PROBLEM: Rewrite the lines of every record below, switching "eq-band-slider" to "equalizer-slider" and leaving everything else as it is. Omit the pictures from your answer.

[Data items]
○ ○ ○ ○
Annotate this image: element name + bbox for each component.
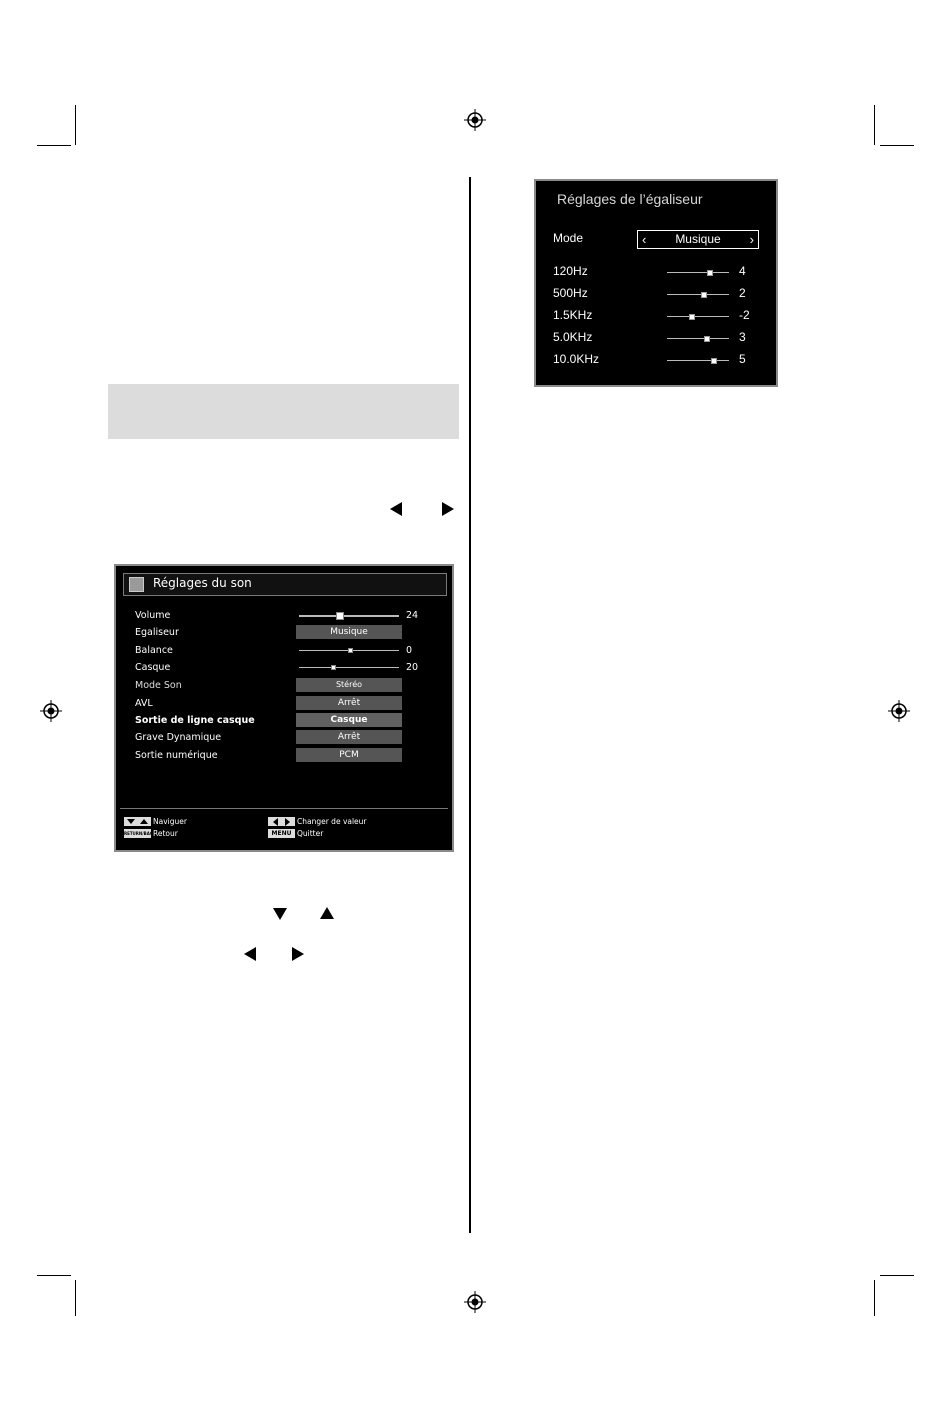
slider-knob[interactable] bbox=[348, 648, 353, 653]
volume-slider[interactable] bbox=[299, 615, 399, 617]
crop-mark-top-left-v bbox=[75, 105, 76, 145]
eq-band-label: 10.0KHz bbox=[553, 352, 600, 366]
eq-band-value: 3 bbox=[739, 330, 746, 344]
menu-row-label: Sortie de ligne casque bbox=[135, 715, 255, 726]
eq-band-slider[interactable] bbox=[667, 294, 729, 295]
crop-mark-bottom-left-v bbox=[75, 1280, 76, 1316]
mode-value: Musique bbox=[675, 232, 721, 246]
menu-row-option[interactable]: Stéréo bbox=[296, 678, 402, 692]
back-key-icon: RETURN/BACK bbox=[124, 831, 156, 836]
eq-band-slider[interactable] bbox=[667, 338, 729, 339]
menu-row-headphone-line-out[interactable] bbox=[135, 713, 435, 729]
chevron-left-icon[interactable]: ‹ bbox=[642, 232, 647, 247]
eq-band-knob[interactable] bbox=[704, 336, 710, 342]
equalizer-settings-screen bbox=[534, 179, 778, 387]
down-arrow-icon bbox=[273, 908, 287, 920]
menu-row-digital-out[interactable] bbox=[135, 748, 435, 764]
left-arrow-icon bbox=[390, 502, 402, 516]
menu-row-equalizer[interactable] bbox=[135, 625, 435, 641]
hint-navigate: Naviguer bbox=[153, 817, 187, 826]
menu-row-sound-mode[interactable] bbox=[135, 678, 435, 694]
eq-band-knob[interactable] bbox=[701, 292, 707, 298]
menu-row-label: Egaliseur bbox=[135, 627, 179, 638]
right-triangle-icon bbox=[285, 818, 290, 826]
mode-selector[interactable] bbox=[637, 230, 759, 249]
menu-row-value: 20 bbox=[406, 662, 419, 673]
menu-row-label: Balance bbox=[135, 645, 173, 656]
menu-row-option[interactable]: Arrêt bbox=[296, 730, 402, 744]
eq-band-value: 5 bbox=[739, 352, 746, 366]
right-arrow-icon bbox=[292, 947, 304, 961]
sound-settings-titlebar bbox=[123, 573, 447, 596]
crop-mark-top-right-h bbox=[880, 145, 914, 146]
menu-row-dynamic-bass[interactable] bbox=[135, 730, 435, 746]
column-divider bbox=[469, 177, 471, 1233]
crop-mark-top-left-h bbox=[37, 145, 71, 146]
menu-row-balance[interactable] bbox=[135, 643, 435, 659]
eq-band-label: 120Hz bbox=[553, 264, 588, 278]
eq-band-value: 4 bbox=[739, 264, 746, 278]
menu-key-icon: MENU bbox=[268, 829, 295, 838]
sound-settings-icon bbox=[129, 577, 144, 592]
menu-row-label: Mode Son bbox=[135, 680, 182, 691]
crop-mark-bottom-left-h bbox=[37, 1275, 71, 1276]
crop-mark-bottom-right-v bbox=[874, 1280, 875, 1316]
menu-row-option[interactable]: Arrêt bbox=[296, 696, 402, 710]
eq-band-row[interactable] bbox=[553, 330, 773, 346]
eq-band-knob[interactable] bbox=[707, 270, 713, 276]
right-arrow-icon bbox=[442, 502, 454, 516]
menu-row-option[interactable]: Casque bbox=[296, 713, 402, 727]
eq-band-knob[interactable] bbox=[689, 314, 695, 320]
eq-band-label: 5.0KHz bbox=[553, 330, 593, 344]
eq-band-knob[interactable] bbox=[711, 358, 717, 364]
sound-settings-title: Réglages du son bbox=[153, 576, 252, 590]
slider-knob[interactable] bbox=[331, 665, 336, 670]
menu-row-label: Grave Dynamique bbox=[135, 732, 222, 743]
registration-mark-icon bbox=[464, 109, 486, 131]
menu-row-option[interactable]: PCM bbox=[296, 748, 402, 762]
eq-band-slider[interactable] bbox=[667, 272, 729, 273]
menu-row-label: Sortie numérique bbox=[135, 750, 218, 761]
eq-band-row[interactable] bbox=[553, 264, 773, 280]
balance-slider[interactable] bbox=[299, 650, 399, 651]
menu-row-label: AVL bbox=[135, 698, 153, 709]
menu-row-value: 24 bbox=[406, 610, 419, 621]
eq-band-row[interactable] bbox=[553, 308, 773, 324]
registration-mark-icon bbox=[464, 1291, 486, 1313]
left-arrow-icon bbox=[244, 947, 256, 961]
crop-mark-bottom-right-h bbox=[880, 1275, 914, 1276]
hint-back: Retour bbox=[153, 829, 178, 838]
hint-change-value: Changer de valeur bbox=[297, 817, 367, 826]
eq-band-value: 2 bbox=[739, 286, 746, 300]
left-right-keys-icon bbox=[268, 817, 295, 826]
left-triangle-icon bbox=[273, 818, 278, 826]
menu-row-label: Casque bbox=[135, 662, 171, 673]
hint-separator bbox=[120, 808, 448, 809]
down-up-keys-icon bbox=[124, 817, 151, 826]
down-triangle-icon bbox=[127, 819, 135, 824]
eq-band-label: 1.5KHz bbox=[553, 308, 593, 322]
headphone-slider[interactable] bbox=[299, 667, 399, 668]
chevron-right-icon[interactable]: › bbox=[749, 232, 754, 247]
up-arrow-icon bbox=[320, 907, 334, 919]
eq-band-row[interactable] bbox=[553, 286, 773, 302]
menu-row-value: 0 bbox=[406, 645, 413, 656]
registration-mark-icon bbox=[888, 700, 910, 722]
up-triangle-icon bbox=[140, 819, 148, 824]
menu-row-volume[interactable] bbox=[135, 608, 435, 624]
menu-row-headphone[interactable] bbox=[135, 660, 435, 676]
eq-band-label: 500Hz bbox=[553, 286, 588, 300]
sound-settings-screen bbox=[114, 564, 454, 852]
hint-quit: Quitter bbox=[297, 829, 324, 838]
menu-row-option[interactable]: Musique bbox=[296, 625, 402, 639]
slider-knob[interactable] bbox=[336, 612, 344, 620]
mode-label: Mode bbox=[553, 231, 584, 245]
section-heading-bar bbox=[108, 384, 459, 439]
crop-mark-top-right-v bbox=[874, 105, 875, 145]
registration-mark-icon bbox=[40, 700, 62, 722]
eq-band-slider[interactable] bbox=[667, 316, 729, 317]
eq-band-row[interactable] bbox=[553, 352, 773, 368]
equalizer-title: Réglages de l’égaliseur bbox=[557, 191, 703, 207]
menu-row-avl[interactable] bbox=[135, 696, 435, 712]
menu-row-label: Volume bbox=[135, 610, 171, 621]
eq-band-slider[interactable] bbox=[667, 360, 729, 361]
eq-band-value: -2 bbox=[739, 308, 750, 322]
○ ○ ○ ○
RESULT:
Annotate this image: element name + bbox for each component.
slider-knob[interactable] bbox=[348, 648, 353, 653]
volume-slider[interactable] bbox=[299, 615, 399, 617]
crop-mark-top-left-v bbox=[75, 105, 76, 145]
eq-band-label: 10.0KHz bbox=[553, 352, 600, 366]
eq-band-value: 3 bbox=[739, 330, 746, 344]
menu-row-label: Sortie de ligne casque bbox=[135, 715, 255, 726]
equalizer-slider[interactable] bbox=[667, 294, 729, 295]
crop-mark-bottom-left-v bbox=[75, 1280, 76, 1316]
mode-value: Musique bbox=[675, 232, 721, 246]
menu-row-option[interactable]: Stéréo bbox=[296, 678, 402, 692]
back-key-icon: RETURN/BACK bbox=[124, 831, 156, 836]
equalizer-slider[interactable] bbox=[667, 338, 729, 339]
menu-row-headphone-line-out[interactable] bbox=[135, 713, 435, 729]
chevron-left-icon[interactable]: ‹ bbox=[642, 232, 647, 247]
eq-band-knob[interactable] bbox=[704, 336, 710, 342]
equalizer-settings-screen bbox=[534, 179, 778, 387]
down-arrow-icon bbox=[273, 908, 287, 920]
menu-row-digital-out[interactable] bbox=[135, 748, 435, 764]
left-arrow-icon bbox=[390, 502, 402, 516]
menu-row-equalizer[interactable] bbox=[135, 625, 435, 641]
hint-navigate: Naviguer bbox=[153, 817, 187, 826]
menu-row-sound-mode[interactable] bbox=[135, 678, 435, 694]
eq-band-knob[interactable] bbox=[701, 292, 707, 298]
menu-row-label: Egaliseur bbox=[135, 627, 179, 638]
right-triangle-icon bbox=[285, 818, 290, 826]
mode-selector[interactable] bbox=[637, 230, 759, 249]
menu-row-value: 20 bbox=[406, 662, 419, 673]
menu-row-label: Balance bbox=[135, 645, 173, 656]
menu-row-option[interactable]: Arrêt bbox=[296, 730, 402, 744]
eq-band-value: 5 bbox=[739, 352, 746, 366]
right-arrow-icon bbox=[292, 947, 304, 961]
sound-settings-titlebar bbox=[123, 573, 447, 596]
crop-mark-top-right-h bbox=[880, 145, 914, 146]
menu-row-dynamic-bass[interactable] bbox=[135, 730, 435, 746]
column-divider bbox=[469, 177, 471, 1233]
crop-mark-top-left-h bbox=[37, 145, 71, 146]
menu-row-balance[interactable] bbox=[135, 643, 435, 659]
eq-band-label: 120Hz bbox=[553, 264, 588, 278]
eq-band-value: 4 bbox=[739, 264, 746, 278]
menu-key-icon: MENU bbox=[268, 829, 295, 838]
sound-settings-icon bbox=[129, 577, 144, 592]
menu-row-label: Mode Son bbox=[135, 680, 182, 691]
crop-mark-bottom-left-h bbox=[37, 1275, 71, 1276]
crop-mark-bottom-right-v bbox=[874, 1280, 875, 1316]
menu-row-option[interactable]: Arrêt bbox=[296, 696, 402, 710]
eq-band-row[interactable] bbox=[553, 330, 773, 346]
eq-band-knob[interactable] bbox=[707, 270, 713, 276]
right-arrow-icon bbox=[442, 502, 454, 516]
menu-row-option[interactable]: Casque bbox=[296, 713, 402, 727]
eq-band-knob[interactable] bbox=[689, 314, 695, 320]
eq-band-label: 5.0KHz bbox=[553, 330, 593, 344]
eq-band-knob[interactable] bbox=[711, 358, 717, 364]
sound-settings-title: Réglages du son bbox=[153, 576, 252, 590]
slider-knob[interactable] bbox=[331, 665, 336, 670]
menu-row-label: Grave Dynamique bbox=[135, 732, 222, 743]
registration-mark-icon bbox=[464, 109, 486, 131]
menu-row-option[interactable]: PCM bbox=[296, 748, 402, 762]
equalizer-slider[interactable] bbox=[667, 272, 729, 273]
menu-row-label: Sortie numérique bbox=[135, 750, 218, 761]
eq-band-row[interactable] bbox=[553, 264, 773, 280]
balance-slider[interactable] bbox=[299, 650, 399, 651]
menu-row-label: AVL bbox=[135, 698, 153, 709]
menu-row-value: 24 bbox=[406, 610, 419, 621]
eq-band-row[interactable] bbox=[553, 308, 773, 324]
registration-mark-icon bbox=[464, 1291, 486, 1313]
left-arrow-icon bbox=[244, 947, 256, 961]
crop-mark-bottom-right-h bbox=[880, 1275, 914, 1276]
hint-back: Retour bbox=[153, 829, 178, 838]
hint-change-value: Changer de valeur bbox=[297, 817, 367, 826]
eq-band-value: 2 bbox=[739, 286, 746, 300]
left-right-keys-icon bbox=[268, 817, 295, 826]
left-triangle-icon bbox=[273, 818, 278, 826]
menu-row-label: Casque bbox=[135, 662, 171, 673]
hint-separator bbox=[120, 808, 448, 809]
down-up-keys-icon bbox=[124, 817, 151, 826]
down-triangle-icon bbox=[127, 819, 135, 824]
eq-band-label: 1.5KHz bbox=[553, 308, 593, 322]
headphone-slider[interactable] bbox=[299, 667, 399, 668]
chevron-right-icon[interactable]: › bbox=[749, 232, 754, 247]
up-arrow-icon bbox=[320, 907, 334, 919]
eq-band-row[interactable] bbox=[553, 286, 773, 302]
menu-row-value: 0 bbox=[406, 645, 413, 656]
registration-mark-icon bbox=[888, 700, 910, 722]
up-triangle-icon bbox=[140, 819, 148, 824]
menu-row-volume[interactable] bbox=[135, 608, 435, 624]
menu-row-headphone[interactable] bbox=[135, 660, 435, 676]
eq-band-label: 500Hz bbox=[553, 286, 588, 300]
sound-settings-screen bbox=[114, 564, 454, 852]
hint-quit: Quitter bbox=[297, 829, 324, 838]
menu-row-option[interactable]: Musique bbox=[296, 625, 402, 639]
slider-knob[interactable] bbox=[336, 612, 344, 620]
mode-label: Mode bbox=[553, 231, 584, 245]
section-heading-bar bbox=[108, 384, 459, 439]
crop-mark-top-right-v bbox=[874, 105, 875, 145]
registration-mark-icon bbox=[40, 700, 62, 722]
equalizer-slider[interactable] bbox=[667, 316, 729, 317]
eq-band-row[interactable] bbox=[553, 352, 773, 368]
equalizer-title: Réglages de l’égaliseur bbox=[557, 191, 703, 207]
menu-row-avl[interactable] bbox=[135, 696, 435, 712]
menu-row-label: Volume bbox=[135, 610, 171, 621]
equalizer-slider[interactable] bbox=[667, 360, 729, 361]
eq-band-value: -2 bbox=[739, 308, 750, 322]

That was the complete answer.